Input material.
## Start
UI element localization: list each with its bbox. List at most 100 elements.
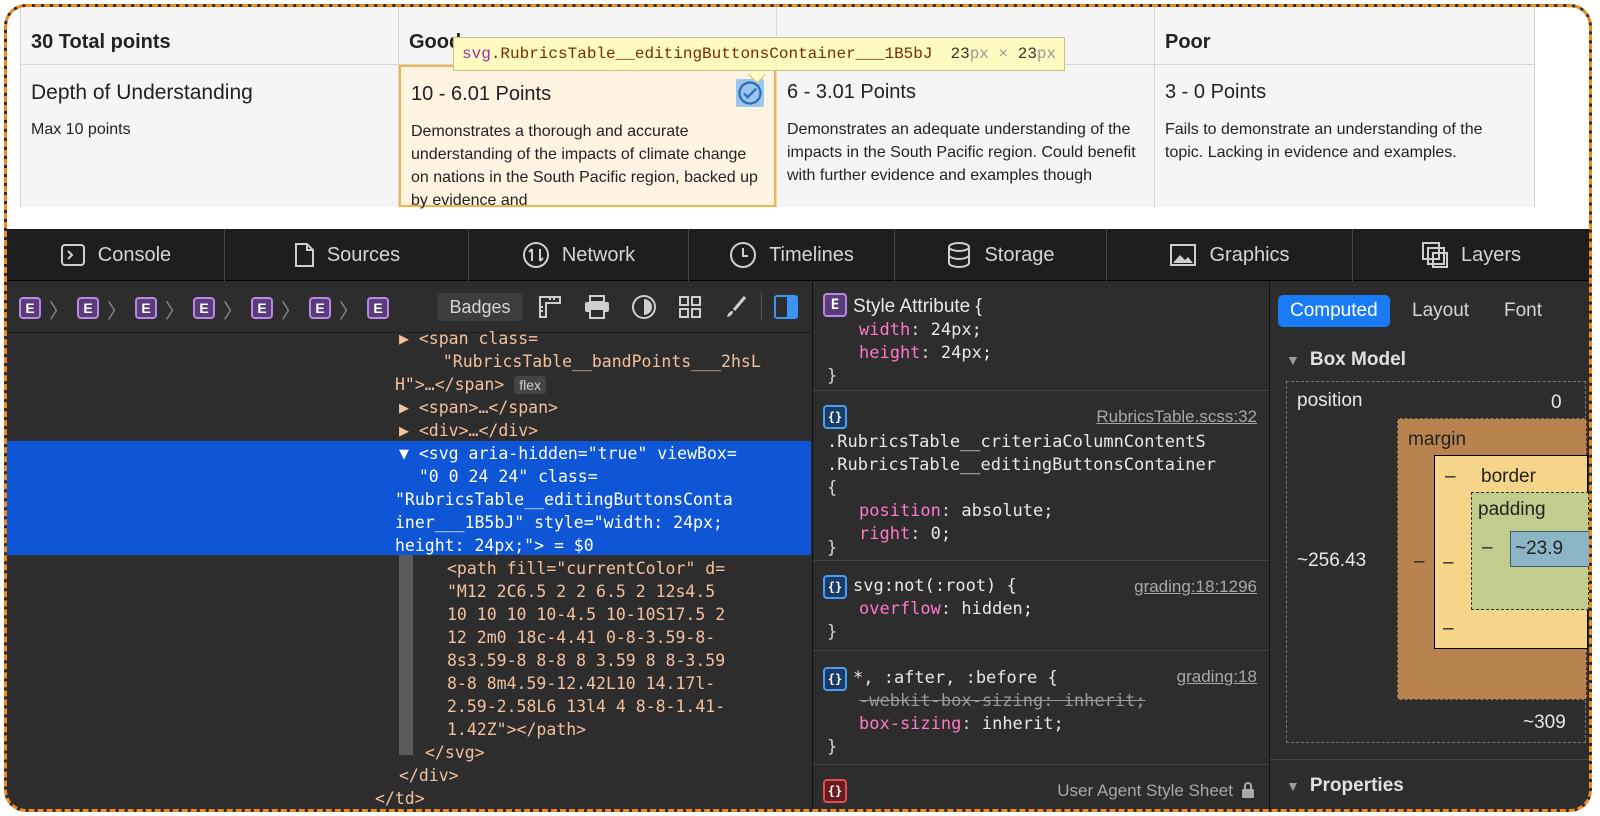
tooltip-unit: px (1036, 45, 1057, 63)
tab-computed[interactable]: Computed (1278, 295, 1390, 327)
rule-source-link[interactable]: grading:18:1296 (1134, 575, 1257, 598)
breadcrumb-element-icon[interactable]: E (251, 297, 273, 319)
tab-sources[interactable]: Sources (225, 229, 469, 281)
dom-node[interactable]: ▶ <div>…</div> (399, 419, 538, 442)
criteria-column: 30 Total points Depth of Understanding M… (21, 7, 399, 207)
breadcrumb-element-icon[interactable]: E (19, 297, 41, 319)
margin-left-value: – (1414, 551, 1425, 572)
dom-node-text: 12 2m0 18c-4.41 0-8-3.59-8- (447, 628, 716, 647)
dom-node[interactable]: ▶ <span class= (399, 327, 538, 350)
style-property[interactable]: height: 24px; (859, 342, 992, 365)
## End
Exercise details.
Can you retype every row above character for character, omitting the picture?

Reply to the task.
UI element localization: list each with its bbox. List at most 100 elements.
tooltip-unit: px (1036, 45, 1057, 63)
tab-computed[interactable]: Computed (1278, 295, 1390, 327)
rule-source-link[interactable]: grading:18:1296 (1134, 575, 1257, 598)
breadcrumb-element-icon[interactable]: E (251, 297, 273, 319)
tab-sources[interactable]: Sources (225, 229, 469, 281)
dom-node[interactable]: ▶ <div>…</div> (399, 419, 538, 442)
criteria-column: 30 Total points Depth of Understanding M… (21, 7, 399, 207)
breadcrumb-element-icon[interactable]: E (19, 297, 41, 319)
margin-left-value: – (1414, 551, 1425, 572)
dom-node-text: 12 2m0 18c-4.41 0-8-3.59-8- (447, 628, 716, 647)
dom-node[interactable]: ▶ <span class= (399, 327, 538, 350)
style-property[interactable]: height: 24px; (859, 342, 992, 365)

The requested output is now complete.